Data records
»»
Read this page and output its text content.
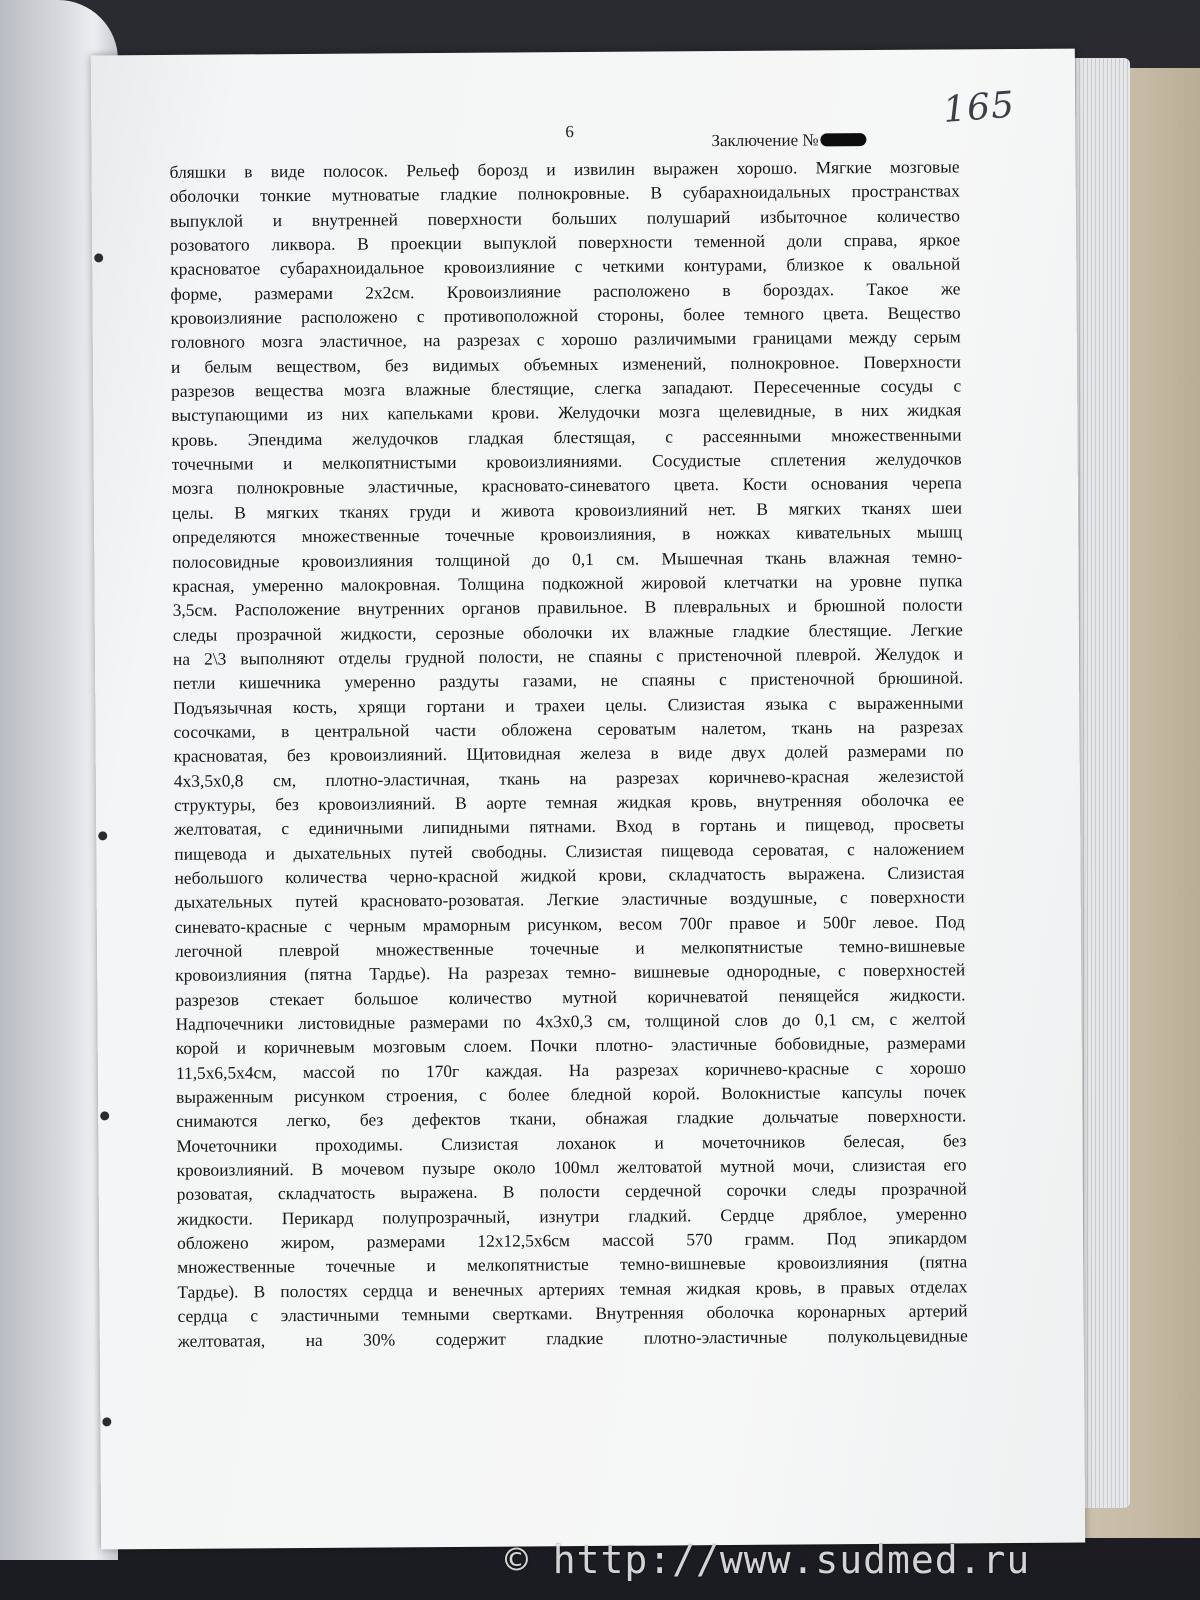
165
6	Заключение №
бляшки в виде полосок. Рельеф борозд и извилин выражен хорошо. Мягкие мозговые
оболочки тонкие мутноватые гладкие полнокровные. В субарахноидальных пространствах
выпуклой и внутренней поверхности больших полушарий избыточное количество
розоватого ликвора. В проекции выпуклой поверхности теменной доли справа, яркое
красноватое субарахноидальное кровоизлияние с четкими контурами, близкое к овальной
форме, размерами 2х2см. Кровоизлияние расположено в бороздах. Такое же
кровоизлияние расположено с противоположной стороны, более темного цвета. Вещество
головного мозга эластичное, на разрезах с хорошо различимыми границами между серым
и белым веществом, без видимых объемных изменений, полнокровное. Поверхности
разрезов вещества мозга влажные блестящие, слегка западают. Пересеченные сосуды с
выступающими из них капельками крови. Желудочки мозга щелевидные, в них жидкая
кровь. Эпендима желудочков гладкая блестящая, с рассеянными множественными
точечными и мелкопятнистыми кровоизлияниями. Сосудистые сплетения желудочков
мозга полнокровные эластичные, красновато-синеватого цвета. Кости основания черепа
целы. В мягких тканях груди и живота кровоизлияний нет. В мягких тканях шеи
определяются множественные точечные кровоизлияния, в ножках кивательных мышц
полосовидные кровоизлияния толщиной до 0,1 см. Мышечная ткань влажная темно-
красная, умеренно малокровная. Толщина подкожной жировой клетчатки на уровне пупка
3,5см. Расположение внутренних органов правильное. В плевральных и брюшной полости
следы прозрачной жидкости, серозные оболочки их влажные гладкие блестящие. Легкие
на 2\3 выполняют отделы грудной полости, не спаяны с пристеночной плеврой. Желудок и
петли кишечника умеренно раздуты газами, не спаяны с пристеночной брюшиной.
Подъязычная кость, хрящи гортани и трахеи целы. Слизистая языка с выраженными
сосочками, в центральной части обложена сероватым налетом, ткань на разрезах
красноватая, без кровоизлияний. Щитовидная железа в виде двух долей размерами по
4х3,5х0,8 см, плотно-эластичная, ткань на разрезах коричнево-красная железистой
структуры, без кровоизлияний. В аорте темная жидкая кровь, внутренняя оболочка ее
желтоватая, с единичными липидными пятнами. Вход в гортань и пищевод, просветы
пищевода и дыхательных путей свободны. Слизистая пищевода сероватая, с наложением
небольшого количества черно-красной жидкой крови, складчатость выражена. Слизистая
дыхательных путей красновато-розоватая. Легкие эластичные воздушные, с поверхности
синевато-красные с черным мраморным рисунком, весом 700г правое и 500г левое. Под
легочной плеврой множественные точечные и мелкопятнистые темно-вишневые
кровоизлияния (пятна Тардье). На разрезах темно- вишневые однородные, с поверхностей
разрезов стекает большое количество мутной коричневатой пенящейся жидкости.
Надпочечники листовидные размерами по 4х3х0,3 см, толщиной слов до 0,1 см, с желтой
корой и коричневым мозговым слоем. Почки плотно- эластичные бобовидные, размерами
11,5х6,5х4см, массой по 170г каждая. На разрезах коричнево-красные с хорошо
выраженным рисунком строения, с более бледной корой. Волокнистые капсулы почек
снимаются легко, без дефектов ткани, обнажая гладкие дольчатые поверхности.
Мочеточники проходимы. Слизистая лоханок и мочеточников белесая, без
кровоизлияний. В мочевом пузыре около 100мл желтоватой мутной мочи, слизистая его
розоватая, складчатость выражена. В полости сердечной сорочки следы прозрачной
жидкости. Перикард полупрозрачный, изнутри гладкий. Сердце дряблое, умеренно
обложено жиром, размерами 12х12,5х6см массой 570 грамм. Под эпикардом
множественные точечные и мелкопятнистые темно-вишневые кровоизлияния (пятна
Тардье). В полостях сердца и венечных артериях темная жидкая кровь, в правых отделах
сердца с эластичными темными свертками. Внутренняя оболочка коронарных артерий
желтоватая, на 30% содержит гладкие плотно-эластичные полукольцевидные
© http://www.sudmed.ru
««
§ **Task description**: Look through the entries above; copy every line holding the string "точечные".

§ **Response to the task**:
определяются множественные точечные кровоизлияния, в ножках кивательных мышц
легочной плеврой множественные точечные и мелкопятнистые темно-вишневые
множественные точечные и мелкопятнистые темно-вишневые кровоизлияния (пятна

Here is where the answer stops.